══ Data records ══

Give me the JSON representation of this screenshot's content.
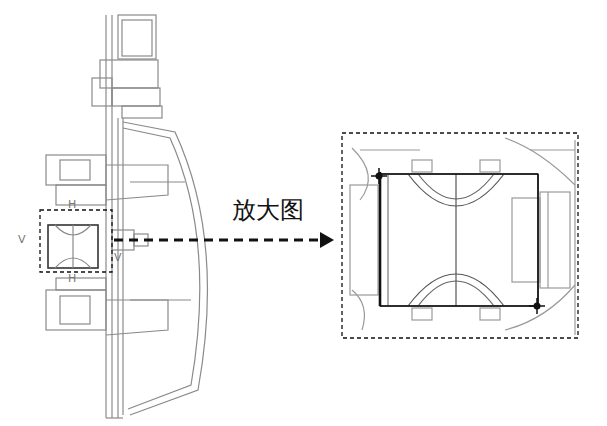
{
  "diagram": {
    "labels": [
      "放大图",
      "V",
      "H",
      "H",
      "V"
    ]
  }
}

═══

**Instructions to follow**
Every line of the material is to be quoted exactly, with no pictures carried over.

**Worked solution**
Give me the JSON representation of this screenshot's content.
{
  "diagram": {
    "labels": [
      "放大图",
      "V",
      "H",
      "H",
      "V"
    ]
  }
}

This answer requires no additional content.